Look below for the line that contains "OCR this image.", then copy it and each following line to the end of the records, minus any pictures.

::::::::

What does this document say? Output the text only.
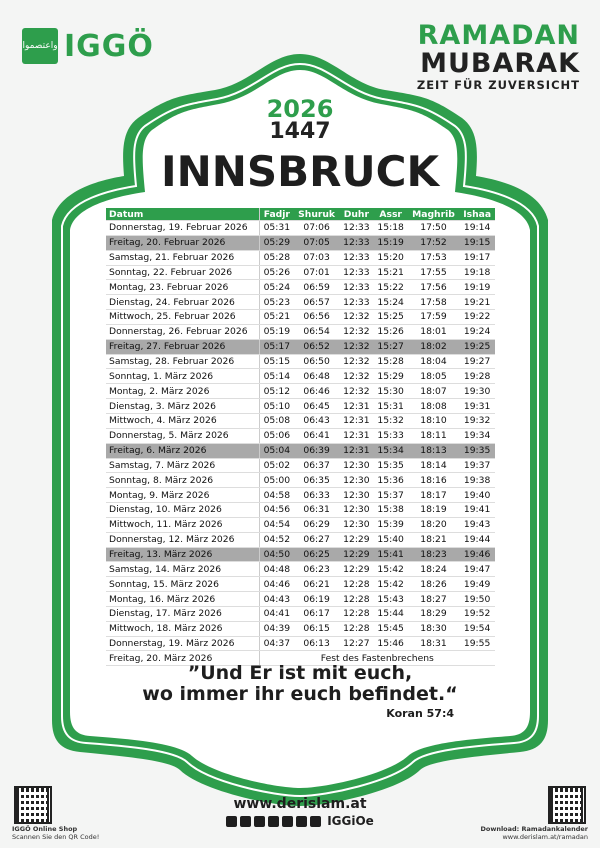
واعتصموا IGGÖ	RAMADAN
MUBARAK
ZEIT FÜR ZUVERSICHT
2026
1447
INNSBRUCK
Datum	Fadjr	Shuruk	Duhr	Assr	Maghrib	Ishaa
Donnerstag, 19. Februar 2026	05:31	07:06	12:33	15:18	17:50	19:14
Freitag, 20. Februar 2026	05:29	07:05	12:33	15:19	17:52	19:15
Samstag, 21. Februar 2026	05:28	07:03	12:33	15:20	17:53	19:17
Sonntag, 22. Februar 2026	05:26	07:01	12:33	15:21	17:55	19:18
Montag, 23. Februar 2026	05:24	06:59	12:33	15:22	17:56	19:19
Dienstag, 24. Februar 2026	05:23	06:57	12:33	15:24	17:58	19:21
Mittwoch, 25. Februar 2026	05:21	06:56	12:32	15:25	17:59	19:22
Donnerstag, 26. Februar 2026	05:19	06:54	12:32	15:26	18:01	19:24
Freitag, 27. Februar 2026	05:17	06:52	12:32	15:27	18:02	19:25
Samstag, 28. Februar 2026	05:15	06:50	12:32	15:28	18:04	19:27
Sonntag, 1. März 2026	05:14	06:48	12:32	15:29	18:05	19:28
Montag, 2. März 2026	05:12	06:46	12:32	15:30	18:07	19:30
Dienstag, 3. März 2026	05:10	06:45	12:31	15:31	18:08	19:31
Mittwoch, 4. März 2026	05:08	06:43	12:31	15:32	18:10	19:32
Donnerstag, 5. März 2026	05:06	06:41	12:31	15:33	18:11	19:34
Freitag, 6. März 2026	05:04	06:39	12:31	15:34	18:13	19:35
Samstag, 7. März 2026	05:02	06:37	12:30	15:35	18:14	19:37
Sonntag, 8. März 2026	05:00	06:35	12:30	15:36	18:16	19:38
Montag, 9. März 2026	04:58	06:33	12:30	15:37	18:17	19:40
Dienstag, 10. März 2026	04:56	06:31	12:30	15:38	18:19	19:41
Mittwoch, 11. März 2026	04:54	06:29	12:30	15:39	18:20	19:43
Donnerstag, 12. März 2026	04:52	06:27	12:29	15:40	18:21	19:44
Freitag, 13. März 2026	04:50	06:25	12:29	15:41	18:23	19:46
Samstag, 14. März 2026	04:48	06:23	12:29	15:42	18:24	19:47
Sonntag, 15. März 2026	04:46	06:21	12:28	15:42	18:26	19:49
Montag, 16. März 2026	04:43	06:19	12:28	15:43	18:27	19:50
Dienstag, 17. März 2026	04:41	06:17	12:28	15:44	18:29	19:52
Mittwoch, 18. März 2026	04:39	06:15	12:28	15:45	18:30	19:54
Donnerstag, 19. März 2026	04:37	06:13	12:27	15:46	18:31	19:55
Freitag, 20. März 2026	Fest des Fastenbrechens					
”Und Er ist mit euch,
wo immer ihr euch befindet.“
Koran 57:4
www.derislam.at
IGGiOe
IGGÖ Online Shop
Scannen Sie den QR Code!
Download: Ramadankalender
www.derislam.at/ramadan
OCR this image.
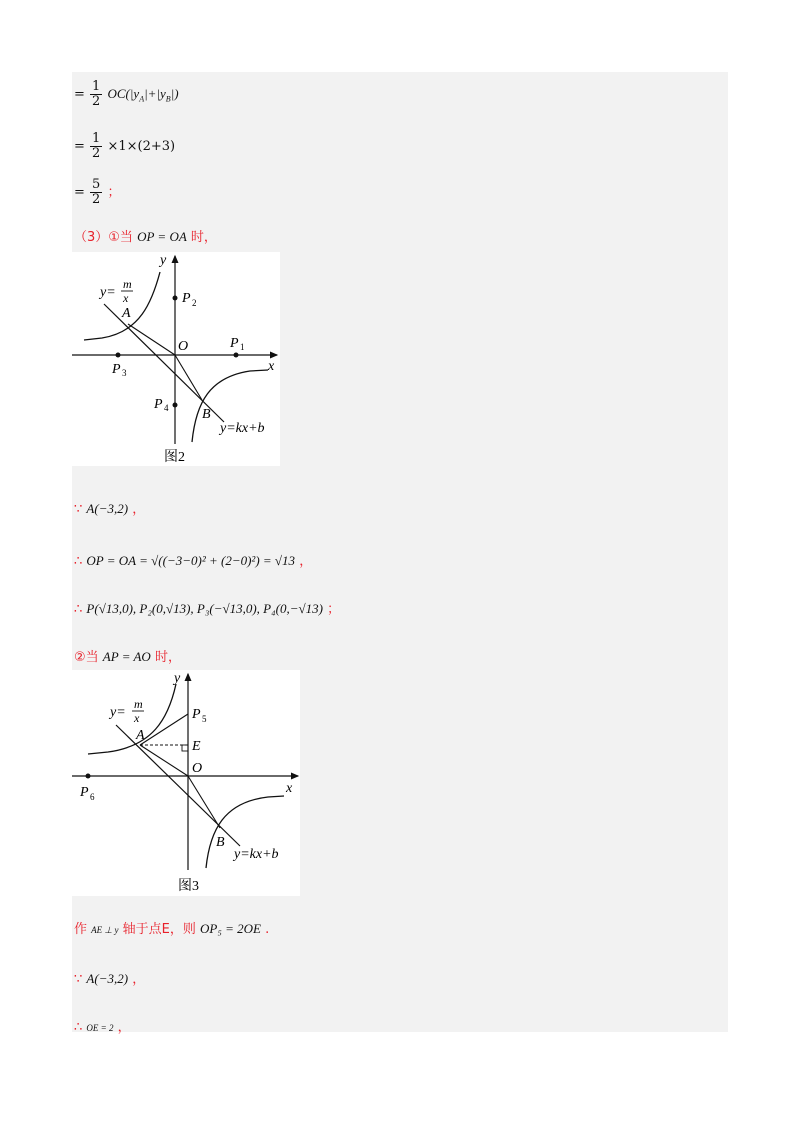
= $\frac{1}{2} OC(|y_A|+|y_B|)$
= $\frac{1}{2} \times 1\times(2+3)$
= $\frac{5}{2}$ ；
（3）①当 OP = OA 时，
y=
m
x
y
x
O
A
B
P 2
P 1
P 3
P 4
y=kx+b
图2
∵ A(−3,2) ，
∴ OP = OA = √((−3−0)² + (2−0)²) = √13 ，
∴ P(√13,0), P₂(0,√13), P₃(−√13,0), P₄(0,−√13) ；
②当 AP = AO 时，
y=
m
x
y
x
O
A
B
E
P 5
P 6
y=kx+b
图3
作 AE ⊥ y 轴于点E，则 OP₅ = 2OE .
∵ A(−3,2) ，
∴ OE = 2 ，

::::::::

> [ANSWER TO THE PROBLEM]:
OCR this image.
= $\frac{1}{2} OC(|y_A|+|y_B|)$
= $\frac{1}{2} \times 1\times(2+3)$
= $\frac{5}{2}$ ；
（3）①当 OP = OA 时，
y=
m
x
y
x
O
A
B
P 2
P 1
P 3
P 4
y=kx+b
图2
∵ A(−3,2) ，
∴ OP = OA = √((−3−0)² + (2−0)²) = √13 ，
∴ P(√13,0), P₂(0,√13), P₃(−√13,0), P₄(0,−√13) ；
②当 AP = AO 时，
y=
m
x
y
x
O
A
B
E
P 5
P 6
y=kx+b
图3
作 AE ⊥ y 轴于点E，则 OP₅ = 2OE .
∵ A(−3,2) ，
∴ OE = 2 ，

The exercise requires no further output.